(Data listing)
Begin

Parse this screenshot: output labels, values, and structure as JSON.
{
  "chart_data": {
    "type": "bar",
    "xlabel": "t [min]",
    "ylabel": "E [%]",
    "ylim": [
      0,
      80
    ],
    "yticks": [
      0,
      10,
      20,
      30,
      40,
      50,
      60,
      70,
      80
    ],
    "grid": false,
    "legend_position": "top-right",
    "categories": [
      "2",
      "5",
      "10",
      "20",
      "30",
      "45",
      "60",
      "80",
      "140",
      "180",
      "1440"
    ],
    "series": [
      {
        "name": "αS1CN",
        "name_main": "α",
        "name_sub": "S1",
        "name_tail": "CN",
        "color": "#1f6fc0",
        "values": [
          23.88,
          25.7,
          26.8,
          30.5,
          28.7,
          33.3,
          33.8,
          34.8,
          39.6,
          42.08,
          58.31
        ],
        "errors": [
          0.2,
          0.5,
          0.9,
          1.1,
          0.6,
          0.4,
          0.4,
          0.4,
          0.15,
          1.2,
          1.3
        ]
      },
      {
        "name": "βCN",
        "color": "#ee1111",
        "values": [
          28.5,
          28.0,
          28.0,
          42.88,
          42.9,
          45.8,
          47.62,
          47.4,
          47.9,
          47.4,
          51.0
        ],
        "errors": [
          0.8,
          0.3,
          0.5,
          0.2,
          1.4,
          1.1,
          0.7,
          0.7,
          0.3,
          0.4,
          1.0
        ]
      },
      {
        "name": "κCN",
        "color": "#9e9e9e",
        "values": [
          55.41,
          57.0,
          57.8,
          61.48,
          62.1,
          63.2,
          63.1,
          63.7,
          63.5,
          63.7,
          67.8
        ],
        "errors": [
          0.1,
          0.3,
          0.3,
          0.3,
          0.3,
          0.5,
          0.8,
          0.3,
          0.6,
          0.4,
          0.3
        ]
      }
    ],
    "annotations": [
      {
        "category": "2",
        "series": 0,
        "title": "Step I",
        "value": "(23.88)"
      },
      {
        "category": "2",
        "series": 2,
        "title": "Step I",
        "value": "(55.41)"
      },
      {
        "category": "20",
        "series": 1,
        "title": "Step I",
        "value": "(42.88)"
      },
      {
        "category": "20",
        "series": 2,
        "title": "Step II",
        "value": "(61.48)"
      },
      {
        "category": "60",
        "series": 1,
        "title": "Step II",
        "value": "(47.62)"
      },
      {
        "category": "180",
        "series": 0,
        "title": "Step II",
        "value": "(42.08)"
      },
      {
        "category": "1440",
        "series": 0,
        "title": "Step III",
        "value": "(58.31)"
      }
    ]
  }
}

End

The data above must be returned in full, exactly as written.

▶ Output for this exercise
Parse this screenshot: output labels, values, and structure as JSON.
{
  "chart_data": {
    "type": "bar",
    "xlabel": "t [min]",
    "ylabel": "E [%]",
    "ylim": [
      0,
      80
    ],
    "yticks": [
      0,
      10,
      20,
      30,
      40,
      50,
      60,
      70,
      80
    ],
    "grid": false,
    "legend_position": "top-right",
    "categories": [
      "2",
      "5",
      "10",
      "20",
      "30",
      "45",
      "60",
      "80",
      "140",
      "180",
      "1440"
    ],
    "series": [
      {
        "name": "αS1CN",
        "name_main": "α",
        "name_sub": "S1",
        "name_tail": "CN",
        "color": "#1f6fc0",
        "values": [
          23.88,
          25.7,
          26.8,
          30.5,
          28.7,
          33.3,
          33.8,
          34.8,
          39.6,
          42.08,
          58.31
        ],
        "errors": [
          0.2,
          0.5,
          0.9,
          1.1,
          0.6,
          0.4,
          0.4,
          0.4,
          0.15,
          1.2,
          1.3
        ]
      },
      {
        "name": "βCN",
        "color": "#ee1111",
        "values": [
          28.5,
          28.0,
          28.0,
          42.88,
          42.9,
          45.8,
          47.62,
          47.4,
          47.9,
          47.4,
          51.0
        ],
        "errors": [
          0.8,
          0.3,
          0.5,
          0.2,
          1.4,
          1.1,
          0.7,
          0.7,
          0.3,
          0.4,
          1.0
        ]
      },
      {
        "name": "κCN",
        "color": "#9e9e9e",
        "values": [
          55.41,
          57.0,
          57.8,
          61.48,
          62.1,
          63.2,
          63.1,
          63.7,
          63.5,
          63.7,
          67.8
        ],
        "errors": [
          0.1,
          0.3,
          0.3,
          0.3,
          0.3,
          0.5,
          0.8,
          0.3,
          0.6,
          0.4,
          0.3
        ]
      }
    ],
    "annotations": [
      {
        "category": "2",
        "series": 0,
        "title": "Step I",
        "value": "(23.88)"
      },
      {
        "category": "2",
        "series": 2,
        "title": "Step I",
        "value": "(55.41)"
      },
      {
        "category": "20",
        "series": 1,
        "title": "Step I",
        "value": "(42.88)"
      },
      {
        "category": "20",
        "series": 2,
        "title": "Step II",
        "value": "(61.48)"
      },
      {
        "category": "60",
        "series": 1,
        "title": "Step II",
        "value": "(47.62)"
      },
      {
        "category": "180",
        "series": 0,
        "title": "Step II",
        "value": "(42.08)"
      },
      {
        "category": "1440",
        "series": 0,
        "title": "Step III",
        "value": "(58.31)"
      }
    ]
  }
}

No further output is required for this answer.